**Records supplied:**
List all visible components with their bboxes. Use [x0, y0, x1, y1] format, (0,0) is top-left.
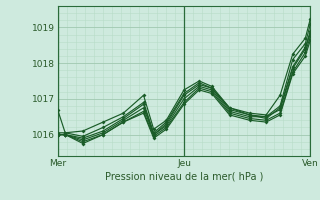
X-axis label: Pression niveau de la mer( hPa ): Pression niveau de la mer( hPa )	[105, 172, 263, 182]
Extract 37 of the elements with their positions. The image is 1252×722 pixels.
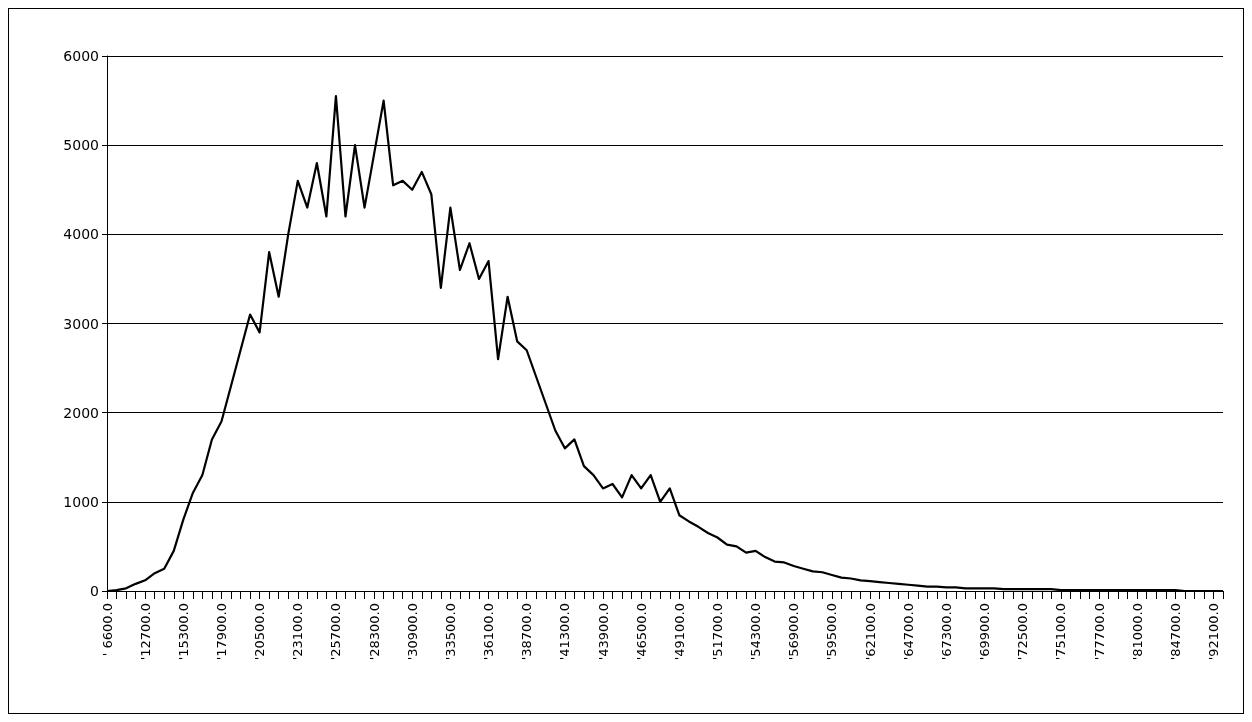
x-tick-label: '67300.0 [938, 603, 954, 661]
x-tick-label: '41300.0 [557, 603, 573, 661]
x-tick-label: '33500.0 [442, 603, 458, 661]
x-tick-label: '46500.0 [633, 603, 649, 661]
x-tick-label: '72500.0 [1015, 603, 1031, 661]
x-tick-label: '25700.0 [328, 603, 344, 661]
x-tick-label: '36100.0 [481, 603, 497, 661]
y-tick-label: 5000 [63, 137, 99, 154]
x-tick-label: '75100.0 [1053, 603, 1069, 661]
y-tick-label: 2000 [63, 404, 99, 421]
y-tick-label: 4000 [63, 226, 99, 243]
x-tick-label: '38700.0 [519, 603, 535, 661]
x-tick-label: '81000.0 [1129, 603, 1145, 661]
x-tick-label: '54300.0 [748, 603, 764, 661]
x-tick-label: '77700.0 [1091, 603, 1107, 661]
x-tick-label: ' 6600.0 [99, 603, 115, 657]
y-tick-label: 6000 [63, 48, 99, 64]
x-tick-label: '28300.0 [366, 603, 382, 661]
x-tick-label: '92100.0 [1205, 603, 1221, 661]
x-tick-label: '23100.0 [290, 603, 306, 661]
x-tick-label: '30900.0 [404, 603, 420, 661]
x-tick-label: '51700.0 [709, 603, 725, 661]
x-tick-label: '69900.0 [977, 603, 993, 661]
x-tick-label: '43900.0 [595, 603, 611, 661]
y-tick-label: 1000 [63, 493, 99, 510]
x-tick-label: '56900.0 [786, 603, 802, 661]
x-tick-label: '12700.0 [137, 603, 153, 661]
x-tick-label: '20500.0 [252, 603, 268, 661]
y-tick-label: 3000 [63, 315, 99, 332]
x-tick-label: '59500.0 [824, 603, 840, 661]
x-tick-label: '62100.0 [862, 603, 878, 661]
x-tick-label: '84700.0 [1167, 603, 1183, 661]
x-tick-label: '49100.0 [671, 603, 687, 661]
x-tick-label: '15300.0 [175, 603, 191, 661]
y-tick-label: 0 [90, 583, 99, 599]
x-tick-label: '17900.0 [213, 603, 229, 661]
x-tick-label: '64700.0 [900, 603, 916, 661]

--

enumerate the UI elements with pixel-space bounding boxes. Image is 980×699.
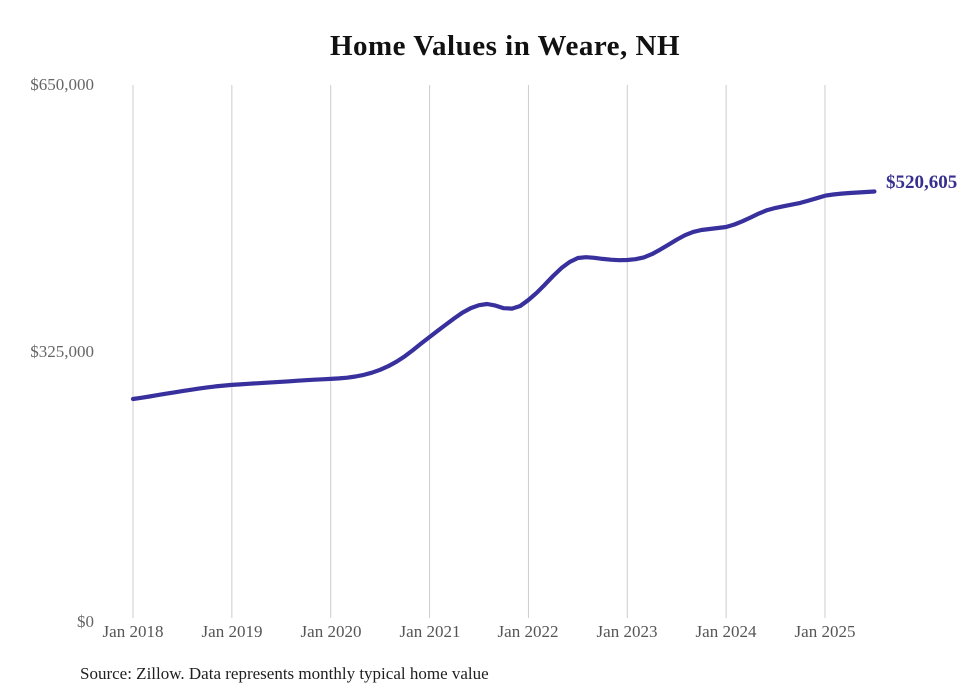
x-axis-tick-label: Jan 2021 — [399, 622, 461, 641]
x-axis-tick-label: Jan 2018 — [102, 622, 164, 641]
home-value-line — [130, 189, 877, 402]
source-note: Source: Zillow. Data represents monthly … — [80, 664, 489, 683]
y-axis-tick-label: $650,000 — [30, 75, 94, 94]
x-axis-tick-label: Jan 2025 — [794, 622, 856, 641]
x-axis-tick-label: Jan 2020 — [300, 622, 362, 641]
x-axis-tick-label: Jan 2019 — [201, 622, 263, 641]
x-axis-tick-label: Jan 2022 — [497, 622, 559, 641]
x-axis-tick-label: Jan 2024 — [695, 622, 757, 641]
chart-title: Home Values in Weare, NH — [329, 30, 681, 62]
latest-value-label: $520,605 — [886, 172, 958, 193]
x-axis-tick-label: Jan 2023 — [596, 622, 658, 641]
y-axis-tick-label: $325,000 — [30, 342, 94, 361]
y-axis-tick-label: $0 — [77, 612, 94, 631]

**Task:** Copy out the material verbatim from the line containing "List all visible" through the line containing "Extract 37 of", including both of those lines. Leave the pictures out of your answer.

**Exercise result:**
List all visible components with their bboxes. Use [x0, y0, x1, y1] format, (0,0) is top-left.
X-axis label: Pression niveau de la mer( hPa ): Pression niveau de la mer( hPa )	[105, 172, 263, 182]
Extract 37 of the elements with their positions. The image is 1252×722 pixels.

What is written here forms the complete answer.